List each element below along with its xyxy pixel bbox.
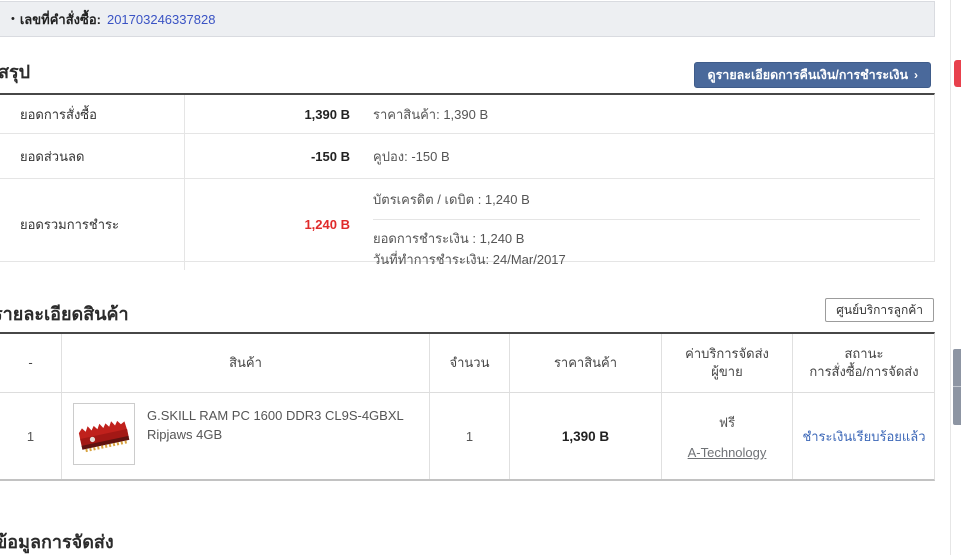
row-amount: 1,390 B <box>304 106 350 122</box>
product-quantity: 1 <box>430 393 510 479</box>
order-number-bar: • เลขที่คำสั่งซื้อ: 201703246337828 <box>0 1 935 37</box>
chevron-right-icon: › <box>914 68 918 82</box>
row-detail: คูปอง: -150 B <box>373 148 450 164</box>
product-index: 1 <box>0 393 62 479</box>
order-status-cell: ชำระเงินเรียบร้อยแล้ว <box>793 393 935 479</box>
refund-details-button[interactable]: ดูรายละเอียดการคืนเงิน/การชำระเงิน › <box>694 62 931 88</box>
payment-method: บัตรเครดิต / เดบิต : 1,240 B <box>373 189 920 220</box>
summary-heading: สรุป <box>0 62 31 82</box>
row-label: ยอดส่วนลด <box>0 134 185 178</box>
product-cell: G.SKILL RAM PC 1600 DDR3 CL9S-4GBXL Ripj… <box>62 393 430 479</box>
payment-amount: ยอดการชำระเงิน : 1,240 B <box>373 231 525 246</box>
product-table-header: - สินค้า จำนวน ราคาสินค้า ค่าบริการจัดส่… <box>0 334 934 393</box>
row-label: ยอดการสั่งซื้อ <box>0 95 185 133</box>
refund-details-button-label: ดูรายละเอียดการคืนเงิน/การชำระเงิน <box>707 68 908 82</box>
order-number-link[interactable]: 201703246337828 <box>106 11 216 27</box>
col-header-product: สินค้า <box>62 334 430 392</box>
product-table: - สินค้า จำนวน ราคาสินค้า ค่าบริการจัดส่… <box>0 332 935 481</box>
seller-link[interactable]: A-Technology <box>687 445 767 460</box>
shipping-fee: ฟรี <box>718 415 736 430</box>
col-header-status: สถานะ การสั่งซื้อ/การจัดส่ง <box>809 346 919 379</box>
col-header-quantity: จำนวน <box>430 334 510 392</box>
bullet-icon: • <box>11 13 15 25</box>
product-name: G.SKILL RAM PC 1600 DDR3 CL9S-4GBXL Ripj… <box>147 408 404 442</box>
col-header-index: - <box>0 334 62 392</box>
row-label: ยอดรวมการชำระ <box>0 179 185 270</box>
page-edge-divider <box>950 0 951 555</box>
summary-row-payment-total: ยอดรวมการชำระ 1,240 B บัตรเครดิต / เดบิต… <box>0 179 934 270</box>
side-scroll-tabs[interactable] <box>953 349 961 425</box>
side-tabs-divider <box>953 386 961 387</box>
product-thumbnail[interactable] <box>73 403 135 465</box>
order-status-link[interactable]: ชำระเงินเรียบร้อยแล้ว <box>802 428 926 444</box>
table-row: 1 <box>0 393 934 479</box>
customer-service-button[interactable]: ศูนย์บริการลูกค้า <box>825 298 934 322</box>
payment-date: วันที่ทำการชำระเงิน: 24/Mar/2017 <box>373 252 566 267</box>
row-amount: -150 B <box>310 148 350 164</box>
order-summary-table: ยอดการสั่งซื้อ 1,390 B ราคาสินค้า: 1,390… <box>0 93 935 270</box>
product-price: 1,390 B <box>510 393 662 479</box>
summary-row-discount: ยอดส่วนลด -150 B คูปอง: -150 B <box>0 134 934 179</box>
shipping-fee-cell: ฟรี A-Technology <box>662 393 793 479</box>
product-details-heading: รายละเอียดสินค้า <box>0 304 129 324</box>
feedback-tab-icon[interactable] <box>954 60 961 87</box>
shipping-info-heading: ข้อมูลการจัดส่ง <box>0 532 114 552</box>
col-header-price: ราคาสินค้า <box>510 334 662 392</box>
summary-row-order-total: ยอดการสั่งซื้อ 1,390 B ราคาสินค้า: 1,390… <box>0 95 934 134</box>
payment-detail-cell: บัตรเครดิต / เดบิต : 1,240 B ยอดการชำระเ… <box>370 179 935 270</box>
ram-product-photo <box>78 420 130 453</box>
col-header-shipping: ค่าบริการจัดส่ง ผู้ขาย <box>662 334 793 392</box>
order-number-label: เลขที่คำสั่งซื้อ: <box>19 11 101 27</box>
row-detail: ราคาสินค้า: 1,390 B <box>373 106 489 122</box>
row-amount-total: 1,240 B <box>304 217 350 232</box>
________________________
Reproduce every line of the records above without any changes, but leave out the picture.

FULL OUTPUT:
List each element below along with its xyxy pixel bbox.
row-amount: 1,390 B <box>304 106 350 122</box>
product-quantity: 1 <box>430 393 510 479</box>
order-number-bar: • เลขที่คำสั่งซื้อ: 201703246337828 <box>0 1 935 37</box>
chevron-right-icon: › <box>914 68 918 82</box>
row-detail: คูปอง: -150 B <box>373 148 450 164</box>
product-index: 1 <box>0 393 62 479</box>
order-status-cell: ชำระเงินเรียบร้อยแล้ว <box>793 393 935 479</box>
refund-details-button[interactable]: ดูรายละเอียดการคืนเงิน/การชำระเงิน › <box>694 62 931 88</box>
payment-method: บัตรเครดิต / เดบิต : 1,240 B <box>373 189 920 220</box>
summary-heading: สรุป <box>0 62 31 82</box>
row-label: ยอดส่วนลด <box>0 134 185 178</box>
product-cell: G.SKILL RAM PC 1600 DDR3 CL9S-4GBXL Ripj… <box>62 393 430 479</box>
payment-amount: ยอดการชำระเงิน : 1,240 B <box>373 231 525 246</box>
product-table-header: - สินค้า จำนวน ราคาสินค้า ค่าบริการจัดส่… <box>0 334 934 393</box>
row-label: ยอดการสั่งซื้อ <box>0 95 185 133</box>
refund-details-button-label: ดูรายละเอียดการคืนเงิน/การชำระเงิน <box>707 68 908 82</box>
order-number-link[interactable]: 201703246337828 <box>106 11 216 27</box>
col-header-product: สินค้า <box>62 334 430 392</box>
product-table: - สินค้า จำนวน ราคาสินค้า ค่าบริการจัดส่… <box>0 332 935 481</box>
seller-link[interactable]: A-Technology <box>687 445 767 460</box>
shipping-fee: ฟรี <box>718 415 736 430</box>
col-header-status: สถานะ การสั่งซื้อ/การจัดส่ง <box>809 346 919 379</box>
col-header-quantity: จำนวน <box>430 334 510 392</box>
bullet-icon: • <box>11 13 15 25</box>
product-name: G.SKILL RAM PC 1600 DDR3 CL9S-4GBXL Ripj… <box>147 408 404 442</box>
col-header-index: - <box>0 334 62 392</box>
row-label: ยอดรวมการชำระ <box>0 179 185 270</box>
page-edge-divider <box>950 0 951 555</box>
summary-row-payment-total: ยอดรวมการชำระ 1,240 B บัตรเครดิต / เดบิต… <box>0 179 934 270</box>
side-scroll-tabs[interactable] <box>953 349 961 425</box>
side-tabs-divider <box>953 386 961 387</box>
product-thumbnail[interactable] <box>73 403 135 465</box>
order-status-link[interactable]: ชำระเงินเรียบร้อยแล้ว <box>802 428 926 444</box>
table-row: 1 <box>0 393 934 479</box>
customer-service-button[interactable]: ศูนย์บริการลูกค้า <box>825 298 934 322</box>
payment-date: วันที่ทำการชำระเงิน: 24/Mar/2017 <box>373 252 566 267</box>
row-amount: -150 B <box>310 148 350 164</box>
order-summary-table: ยอดการสั่งซื้อ 1,390 B ราคาสินค้า: 1,390… <box>0 93 935 270</box>
product-price: 1,390 B <box>510 393 662 479</box>
summary-row-discount: ยอดส่วนลด -150 B คูปอง: -150 B <box>0 134 934 179</box>
shipping-fee-cell: ฟรี A-Technology <box>662 393 793 479</box>
product-details-heading: รายละเอียดสินค้า <box>0 304 129 324</box>
feedback-tab-icon[interactable] <box>954 60 961 87</box>
shipping-info-heading: ข้อมูลการจัดส่ง <box>0 532 114 552</box>
col-header-price: ราคาสินค้า <box>510 334 662 392</box>
summary-row-order-total: ยอดการสั่งซื้อ 1,390 B ราคาสินค้า: 1,390… <box>0 95 934 134</box>
payment-detail-cell: บัตรเครดิต / เดบิต : 1,240 B ยอดการชำระเ… <box>370 179 935 270</box>
ram-product-photo <box>78 420 130 453</box>
col-header-shipping: ค่าบริการจัดส่ง ผู้ขาย <box>662 334 793 392</box>
order-number-label: เลขที่คำสั่งซื้อ: <box>19 11 101 27</box>
row-detail: ราคาสินค้า: 1,390 B <box>373 106 489 122</box>
row-amount-total: 1,240 B <box>304 217 350 232</box>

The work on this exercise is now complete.